- Extracted entries:
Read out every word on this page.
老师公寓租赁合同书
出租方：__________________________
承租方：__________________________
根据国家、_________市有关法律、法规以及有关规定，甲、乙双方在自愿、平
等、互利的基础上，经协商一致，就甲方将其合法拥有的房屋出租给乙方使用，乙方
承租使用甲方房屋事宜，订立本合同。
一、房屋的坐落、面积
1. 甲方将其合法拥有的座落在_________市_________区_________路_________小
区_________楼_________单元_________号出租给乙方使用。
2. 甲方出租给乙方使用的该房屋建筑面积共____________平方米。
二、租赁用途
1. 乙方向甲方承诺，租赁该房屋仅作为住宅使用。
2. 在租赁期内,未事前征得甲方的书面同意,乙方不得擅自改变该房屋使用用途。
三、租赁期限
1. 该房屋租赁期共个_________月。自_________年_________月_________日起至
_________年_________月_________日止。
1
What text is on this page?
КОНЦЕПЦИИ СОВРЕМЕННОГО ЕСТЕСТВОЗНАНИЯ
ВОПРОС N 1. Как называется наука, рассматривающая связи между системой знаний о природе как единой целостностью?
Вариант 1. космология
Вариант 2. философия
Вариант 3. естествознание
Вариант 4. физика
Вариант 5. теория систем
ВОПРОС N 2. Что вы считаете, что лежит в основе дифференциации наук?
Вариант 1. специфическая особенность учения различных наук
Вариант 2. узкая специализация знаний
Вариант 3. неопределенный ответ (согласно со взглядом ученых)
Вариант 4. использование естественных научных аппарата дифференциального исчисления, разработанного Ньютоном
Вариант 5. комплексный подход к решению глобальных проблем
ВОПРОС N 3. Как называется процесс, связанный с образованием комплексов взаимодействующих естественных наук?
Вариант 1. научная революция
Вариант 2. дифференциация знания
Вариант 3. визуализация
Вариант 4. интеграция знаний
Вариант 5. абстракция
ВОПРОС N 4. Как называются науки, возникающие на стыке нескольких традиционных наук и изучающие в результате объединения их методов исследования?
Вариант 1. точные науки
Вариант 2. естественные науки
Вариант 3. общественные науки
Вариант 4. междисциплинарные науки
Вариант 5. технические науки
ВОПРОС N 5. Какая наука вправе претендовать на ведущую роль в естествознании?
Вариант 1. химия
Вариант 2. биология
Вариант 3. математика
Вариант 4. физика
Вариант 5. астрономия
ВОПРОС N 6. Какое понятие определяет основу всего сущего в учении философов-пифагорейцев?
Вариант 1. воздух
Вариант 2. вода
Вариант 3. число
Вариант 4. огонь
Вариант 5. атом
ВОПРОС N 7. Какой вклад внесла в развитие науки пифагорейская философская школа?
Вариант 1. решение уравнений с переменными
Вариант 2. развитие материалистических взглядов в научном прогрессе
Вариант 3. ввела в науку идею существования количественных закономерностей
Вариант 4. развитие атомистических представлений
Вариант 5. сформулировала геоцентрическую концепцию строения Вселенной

- Goal: Every entry above should be retyped exactly as shown.

- Solution for this exercise:
Read out every word on this page.
老师公寓租赁合同书
出租方：__________________________
承租方：__________________________
根据国家、_________市有关法律、法规以及有关规定，甲、乙双方在自愿、平
等、互利的基础上，经协商一致，就甲方将其合法拥有的房屋出租给乙方使用，乙方
承租使用甲方房屋事宜，订立本合同。
一、房屋的坐落、面积
1. 甲方将其合法拥有的座落在_________市_________区_________路_________小
区_________楼_________单元_________号出租给乙方使用。
2. 甲方出租给乙方使用的该房屋建筑面积共____________平方米。
二、租赁用途
1. 乙方向甲方承诺，租赁该房屋仅作为住宅使用。
2. 在租赁期内,未事前征得甲方的书面同意,乙方不得擅自改变该房屋使用用途。
三、租赁期限
1. 该房屋租赁期共个_________月。自_________年_________月_________日起至
_________年_________月_________日止。
1
What text is on this page?
КОНЦЕПЦИИ СОВРЕМЕННОГО ЕСТЕСТВОЗНАНИЯ
ВОПРОС N 1. Как называется наука, рассматривающая связи между системой знаний о природе как единой целостностью?
Вариант 1. космология
Вариант 2. философия
Вариант 3. естествознание
Вариант 4. физика
Вариант 5. теория систем
ВОПРОС N 2. Что вы считаете, что лежит в основе дифференциации наук?
Вариант 1. специфическая особенность учения различных наук
Вариант 2. узкая специализация знаний
Вариант 3. неопределенный ответ (согласно со взглядом ученых)
Вариант 4. использование естественных научных аппарата дифференциального исчисления, разработанного Ньютоном
Вариант 5. комплексный подход к решению глобальных проблем
ВОПРОС N 3. Как называется процесс, связанный с образованием комплексов взаимодействующих естественных наук?
Вариант 1. научная революция
Вариант 2. дифференциация знания
Вариант 3. визуализация
Вариант 4. интеграция знаний
Вариант 5. абстракция
ВОПРОС N 4. Как называются науки, возникающие на стыке нескольких традиционных наук и изучающие в результате объединения их методов исследования?
Вариант 1. точные науки
Вариант 2. естественные науки
Вариант 3. общественные науки
Вариант 4. междисциплинарные науки
Вариант 5. технические науки
ВОПРОС N 5. Какая наука вправе претендовать на ведущую роль в естествознании?
Вариант 1. химия
Вариант 2. биология
Вариант 3. математика
Вариант 4. физика
Вариант 5. астрономия
ВОПРОС N 6. Какое понятие определяет основу всего сущего в учении философов-пифагорейцев?
Вариант 1. воздух
Вариант 2. вода
Вариант 3. число
Вариант 4. огонь
Вариант 5. атом
ВОПРОС N 7. Какой вклад внесла в развитие науки пифагорейская философская школа?
Вариант 1. решение уравнений с переменными
Вариант 2. развитие материалистических взглядов в научном прогрессе
Вариант 3. ввела в науку идею существования количественных закономерностей
Вариант 4. развитие атомистических представлений
Вариант 5. сформулировала геоцентрическую концепцию строения Вселенной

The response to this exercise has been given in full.